■ TASK REQUIREMENTS ■
Retype every entry in its entirety, without alteration.

■ SUPPLIED RECORDS ■
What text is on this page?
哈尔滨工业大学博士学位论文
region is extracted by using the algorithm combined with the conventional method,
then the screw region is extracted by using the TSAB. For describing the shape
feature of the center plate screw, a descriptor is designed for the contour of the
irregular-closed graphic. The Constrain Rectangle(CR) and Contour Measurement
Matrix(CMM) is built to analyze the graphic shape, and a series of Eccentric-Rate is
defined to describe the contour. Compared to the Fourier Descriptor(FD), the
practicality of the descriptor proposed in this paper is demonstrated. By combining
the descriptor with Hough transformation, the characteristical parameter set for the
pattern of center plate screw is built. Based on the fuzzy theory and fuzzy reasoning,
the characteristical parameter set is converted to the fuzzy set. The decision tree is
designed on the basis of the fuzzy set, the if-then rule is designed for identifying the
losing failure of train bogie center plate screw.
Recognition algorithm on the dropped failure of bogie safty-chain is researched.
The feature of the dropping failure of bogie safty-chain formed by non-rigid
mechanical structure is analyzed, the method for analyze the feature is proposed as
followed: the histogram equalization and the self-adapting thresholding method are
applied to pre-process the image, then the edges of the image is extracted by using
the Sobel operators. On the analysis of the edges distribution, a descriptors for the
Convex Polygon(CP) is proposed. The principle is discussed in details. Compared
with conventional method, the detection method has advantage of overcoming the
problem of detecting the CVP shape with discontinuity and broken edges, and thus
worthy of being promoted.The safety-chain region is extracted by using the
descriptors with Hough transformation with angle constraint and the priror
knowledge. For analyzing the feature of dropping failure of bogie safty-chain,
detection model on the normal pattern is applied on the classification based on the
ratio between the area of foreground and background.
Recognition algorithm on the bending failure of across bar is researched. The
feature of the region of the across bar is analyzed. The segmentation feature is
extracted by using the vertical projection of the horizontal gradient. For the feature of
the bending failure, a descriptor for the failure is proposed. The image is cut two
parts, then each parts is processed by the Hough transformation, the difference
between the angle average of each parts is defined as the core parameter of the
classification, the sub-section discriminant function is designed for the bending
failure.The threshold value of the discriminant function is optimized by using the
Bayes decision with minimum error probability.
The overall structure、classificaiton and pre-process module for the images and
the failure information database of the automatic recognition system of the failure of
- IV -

■ CORRECT OUTPUT ■
What text is on this page?
哈尔滨工业大学博士学位论文
region is extracted by using the algorithm combined with the conventional method,
then the screw region is extracted by using the TSAB. For describing the shape
feature of the center plate screw, a descriptor is designed for the contour of the
irregular-closed graphic. The Constrain Rectangle(CR) and Contour Measurement
Matrix(CMM) is built to analyze the graphic shape, and a series of Eccentric-Rate is
defined to describe the contour. Compared to the Fourier Descriptor(FD), the
practicality of the descriptor proposed in this paper is demonstrated. By combining
the descriptor with Hough transformation, the characteristical parameter set for the
pattern of center plate screw is built. Based on the fuzzy theory and fuzzy reasoning,
the characteristical parameter set is converted to the fuzzy set. The decision tree is
designed on the basis of the fuzzy set, the if-then rule is designed for identifying the
losing failure of train bogie center plate screw.
Recognition algorithm on the dropped failure of bogie safty-chain is researched.
The feature of the dropping failure of bogie safty-chain formed by non-rigid
mechanical structure is analyzed, the method for analyze the feature is proposed as
followed: the histogram equalization and the self-adapting thresholding method are
applied to pre-process the image, then the edges of the image is extracted by using
the Sobel operators. On the analysis of the edges distribution, a descriptors for the
Convex Polygon(CP) is proposed. The principle is discussed in details. Compared
with conventional method, the detection method has advantage of overcoming the
problem of detecting the CVP shape with discontinuity and broken edges, and thus
worthy of being promoted.The safety-chain region is extracted by using the
descriptors with Hough transformation with angle constraint and the priror
knowledge. For analyzing the feature of dropping failure of bogie safty-chain,
detection model on the normal pattern is applied on the classification based on the
ratio between the area of foreground and background.
Recognition algorithm on the bending failure of across bar is researched. The
feature of the region of the across bar is analyzed. The segmentation feature is
extracted by using the vertical projection of the horizontal gradient. For the feature of
the bending failure, a descriptor for the failure is proposed. The image is cut two
parts, then each parts is processed by the Hough transformation, the difference
between the angle average of each parts is defined as the core parameter of the
classification, the sub-section discriminant function is designed for the bending
failure.The threshold value of the discriminant function is optimized by using the
Bayes decision with minimum error probability.
The overall structure、classificaiton and pre-process module for the images and
the failure information database of the automatic recognition system of the failure of
- IV -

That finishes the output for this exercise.